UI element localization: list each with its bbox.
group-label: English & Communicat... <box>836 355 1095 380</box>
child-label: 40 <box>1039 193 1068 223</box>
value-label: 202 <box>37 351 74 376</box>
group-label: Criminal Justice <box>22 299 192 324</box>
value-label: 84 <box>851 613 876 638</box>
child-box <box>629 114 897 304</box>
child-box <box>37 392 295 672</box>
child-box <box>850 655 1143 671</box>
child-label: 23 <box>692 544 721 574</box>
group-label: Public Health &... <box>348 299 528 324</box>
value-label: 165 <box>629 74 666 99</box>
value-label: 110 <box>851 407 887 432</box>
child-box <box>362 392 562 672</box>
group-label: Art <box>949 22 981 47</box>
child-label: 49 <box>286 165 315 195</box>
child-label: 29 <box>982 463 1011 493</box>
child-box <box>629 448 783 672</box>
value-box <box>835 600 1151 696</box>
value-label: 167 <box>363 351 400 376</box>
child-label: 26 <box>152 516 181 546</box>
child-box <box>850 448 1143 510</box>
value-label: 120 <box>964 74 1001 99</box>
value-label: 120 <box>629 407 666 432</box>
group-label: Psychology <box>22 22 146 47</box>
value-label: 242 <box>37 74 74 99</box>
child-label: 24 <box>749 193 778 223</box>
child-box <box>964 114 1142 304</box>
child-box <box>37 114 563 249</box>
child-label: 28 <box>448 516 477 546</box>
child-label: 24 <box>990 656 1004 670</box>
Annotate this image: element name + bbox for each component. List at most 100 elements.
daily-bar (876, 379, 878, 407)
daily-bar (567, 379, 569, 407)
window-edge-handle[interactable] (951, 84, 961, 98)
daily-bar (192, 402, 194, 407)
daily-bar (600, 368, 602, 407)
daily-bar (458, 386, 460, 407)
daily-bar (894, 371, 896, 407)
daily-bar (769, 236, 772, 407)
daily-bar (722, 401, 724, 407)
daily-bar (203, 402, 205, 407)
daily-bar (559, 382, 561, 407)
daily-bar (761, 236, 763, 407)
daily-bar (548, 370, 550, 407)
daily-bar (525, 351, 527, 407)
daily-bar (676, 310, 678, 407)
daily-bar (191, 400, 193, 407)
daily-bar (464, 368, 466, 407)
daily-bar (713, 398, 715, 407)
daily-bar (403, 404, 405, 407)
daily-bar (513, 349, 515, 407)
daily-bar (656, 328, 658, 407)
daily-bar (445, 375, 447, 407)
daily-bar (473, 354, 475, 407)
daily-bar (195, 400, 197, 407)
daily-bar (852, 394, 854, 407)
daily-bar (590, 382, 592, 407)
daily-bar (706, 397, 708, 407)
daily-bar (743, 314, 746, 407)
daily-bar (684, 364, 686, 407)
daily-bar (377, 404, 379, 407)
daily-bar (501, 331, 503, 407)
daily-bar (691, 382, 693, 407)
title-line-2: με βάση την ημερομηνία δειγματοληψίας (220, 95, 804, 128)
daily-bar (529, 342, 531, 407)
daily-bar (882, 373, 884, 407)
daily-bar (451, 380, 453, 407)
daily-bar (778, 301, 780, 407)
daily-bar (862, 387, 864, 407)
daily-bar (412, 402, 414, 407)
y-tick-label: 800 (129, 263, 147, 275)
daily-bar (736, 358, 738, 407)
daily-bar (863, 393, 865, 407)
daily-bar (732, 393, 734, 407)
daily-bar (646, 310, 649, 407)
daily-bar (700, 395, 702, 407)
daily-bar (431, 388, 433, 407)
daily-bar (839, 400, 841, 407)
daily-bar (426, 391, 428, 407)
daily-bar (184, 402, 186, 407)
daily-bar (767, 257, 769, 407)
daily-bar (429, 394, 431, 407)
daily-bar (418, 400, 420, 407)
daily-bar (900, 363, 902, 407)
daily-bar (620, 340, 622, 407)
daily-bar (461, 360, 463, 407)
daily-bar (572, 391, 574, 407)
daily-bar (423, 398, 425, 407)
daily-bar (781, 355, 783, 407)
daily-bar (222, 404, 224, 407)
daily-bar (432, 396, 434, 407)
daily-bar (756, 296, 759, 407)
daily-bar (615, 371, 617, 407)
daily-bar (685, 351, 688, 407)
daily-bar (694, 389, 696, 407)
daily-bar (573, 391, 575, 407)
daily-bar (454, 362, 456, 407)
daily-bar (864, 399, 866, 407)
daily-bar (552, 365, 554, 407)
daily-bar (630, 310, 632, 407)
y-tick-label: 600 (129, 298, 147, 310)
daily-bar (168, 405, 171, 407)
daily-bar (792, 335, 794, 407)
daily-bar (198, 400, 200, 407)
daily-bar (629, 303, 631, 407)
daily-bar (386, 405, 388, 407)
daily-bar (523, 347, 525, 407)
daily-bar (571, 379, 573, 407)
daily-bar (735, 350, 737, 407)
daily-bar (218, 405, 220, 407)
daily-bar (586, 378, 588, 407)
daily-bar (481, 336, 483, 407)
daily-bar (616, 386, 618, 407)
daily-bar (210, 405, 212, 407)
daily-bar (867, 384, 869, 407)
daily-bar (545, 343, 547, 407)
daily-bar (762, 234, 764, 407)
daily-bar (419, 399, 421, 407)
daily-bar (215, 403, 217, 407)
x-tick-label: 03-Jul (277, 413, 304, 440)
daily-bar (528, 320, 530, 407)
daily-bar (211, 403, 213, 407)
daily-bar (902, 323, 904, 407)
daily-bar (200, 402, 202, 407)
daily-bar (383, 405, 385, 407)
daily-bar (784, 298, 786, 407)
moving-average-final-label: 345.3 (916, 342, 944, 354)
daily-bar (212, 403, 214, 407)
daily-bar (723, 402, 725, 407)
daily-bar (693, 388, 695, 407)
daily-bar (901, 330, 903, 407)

• WORK TO DO: Retype all of the rows above character for character, with no changes.

• THE COMPLETED TASK:
UI element localization: list each with its bbox.
group-label: English & Communicat... <box>836 355 1095 380</box>
child-label: 40 <box>1039 193 1068 223</box>
value-label: 202 <box>37 351 74 376</box>
group-label: Criminal Justice <box>22 299 192 324</box>
value-label: 84 <box>851 613 876 638</box>
child-box <box>629 114 897 304</box>
child-box <box>37 392 295 672</box>
child-box <box>850 655 1143 671</box>
child-label: 23 <box>692 544 721 574</box>
group-label: Public Health &... <box>348 299 528 324</box>
value-label: 165 <box>629 74 666 99</box>
value-label: 110 <box>851 407 887 432</box>
child-box <box>362 392 562 672</box>
group-label: Art <box>949 22 981 47</box>
child-label: 49 <box>286 165 315 195</box>
child-label: 29 <box>982 463 1011 493</box>
child-box <box>629 448 783 672</box>
value-box <box>835 600 1151 696</box>
value-label: 167 <box>363 351 400 376</box>
child-label: 26 <box>152 516 181 546</box>
child-box <box>850 448 1143 510</box>
value-label: 120 <box>964 74 1001 99</box>
value-label: 120 <box>629 407 666 432</box>
group-label: Psychology <box>22 22 146 47</box>
value-label: 242 <box>37 74 74 99</box>
child-label: 24 <box>749 193 778 223</box>
child-box <box>964 114 1142 304</box>
child-box <box>37 114 563 249</box>
child-label: 28 <box>448 516 477 546</box>
child-label: 24 <box>990 656 1004 670</box>
Annotate this image: element name + bbox for each component. List at most 100 elements.
daily-bar (876, 379, 878, 407)
daily-bar (567, 379, 569, 407)
window-edge-handle[interactable] (951, 84, 961, 98)
daily-bar (192, 402, 194, 407)
daily-bar (600, 368, 602, 407)
daily-bar (458, 386, 460, 407)
daily-bar (894, 371, 896, 407)
daily-bar (769, 236, 772, 407)
daily-bar (722, 401, 724, 407)
daily-bar (203, 402, 205, 407)
daily-bar (559, 382, 561, 407)
daily-bar (761, 236, 763, 407)
daily-bar (548, 370, 550, 407)
daily-bar (525, 351, 527, 407)
daily-bar (676, 310, 678, 407)
daily-bar (191, 400, 193, 407)
daily-bar (464, 368, 466, 407)
daily-bar (713, 398, 715, 407)
daily-bar (403, 404, 405, 407)
daily-bar (513, 349, 515, 407)
daily-bar (656, 328, 658, 407)
daily-bar (445, 375, 447, 407)
daily-bar (473, 354, 475, 407)
daily-bar (195, 400, 197, 407)
daily-bar (852, 394, 854, 407)
daily-bar (590, 382, 592, 407)
daily-bar (706, 397, 708, 407)
daily-bar (743, 314, 746, 407)
daily-bar (684, 364, 686, 407)
daily-bar (377, 404, 379, 407)
daily-bar (501, 331, 503, 407)
daily-bar (691, 382, 693, 407)
title-line-2: με βάση την ημερομηνία δειγματοληψίας (220, 95, 804, 128)
daily-bar (529, 342, 531, 407)
daily-bar (882, 373, 884, 407)
daily-bar (451, 380, 453, 407)
daily-bar (778, 301, 780, 407)
daily-bar (862, 387, 864, 407)
daily-bar (412, 402, 414, 407)
y-tick-label: 800 (129, 263, 147, 275)
daily-bar (736, 358, 738, 407)
daily-bar (863, 393, 865, 407)
daily-bar (732, 393, 734, 407)
daily-bar (646, 310, 649, 407)
daily-bar (700, 395, 702, 407)
daily-bar (431, 388, 433, 407)
daily-bar (839, 400, 841, 407)
daily-bar (426, 391, 428, 407)
daily-bar (184, 402, 186, 407)
daily-bar (767, 257, 769, 407)
daily-bar (429, 394, 431, 407)
daily-bar (418, 400, 420, 407)
daily-bar (900, 363, 902, 407)
daily-bar (620, 340, 622, 407)
daily-bar (461, 360, 463, 407)
daily-bar (572, 391, 574, 407)
daily-bar (423, 398, 425, 407)
daily-bar (781, 355, 783, 407)
daily-bar (222, 404, 224, 407)
daily-bar (432, 396, 434, 407)
daily-bar (756, 296, 759, 407)
daily-bar (615, 371, 617, 407)
daily-bar (685, 351, 688, 407)
daily-bar (694, 389, 696, 407)
daily-bar (573, 391, 575, 407)
daily-bar (454, 362, 456, 407)
daily-bar (864, 399, 866, 407)
daily-bar (552, 365, 554, 407)
daily-bar (630, 310, 632, 407)
y-tick-label: 600 (129, 298, 147, 310)
daily-bar (168, 405, 171, 407)
daily-bar (792, 335, 794, 407)
daily-bar (198, 400, 200, 407)
daily-bar (629, 303, 631, 407)
daily-bar (386, 405, 388, 407)
daily-bar (523, 347, 525, 407)
daily-bar (571, 379, 573, 407)
daily-bar (735, 350, 737, 407)
daily-bar (218, 405, 220, 407)
daily-bar (586, 378, 588, 407)
daily-bar (481, 336, 483, 407)
daily-bar (616, 386, 618, 407)
daily-bar (210, 405, 212, 407)
daily-bar (867, 384, 869, 407)
daily-bar (545, 343, 547, 407)
daily-bar (762, 234, 764, 407)
daily-bar (419, 399, 421, 407)
daily-bar (215, 403, 217, 407)
x-tick-label: 03-Jul (277, 413, 304, 440)
daily-bar (528, 320, 530, 407)
daily-bar (211, 403, 213, 407)
daily-bar (902, 323, 904, 407)
daily-bar (200, 402, 202, 407)
daily-bar (383, 405, 385, 407)
daily-bar (784, 298, 786, 407)
moving-average-final-label: 345.3 (916, 342, 944, 354)
daily-bar (212, 403, 214, 407)
daily-bar (723, 402, 725, 407)
daily-bar (693, 388, 695, 407)
daily-bar (901, 330, 903, 407)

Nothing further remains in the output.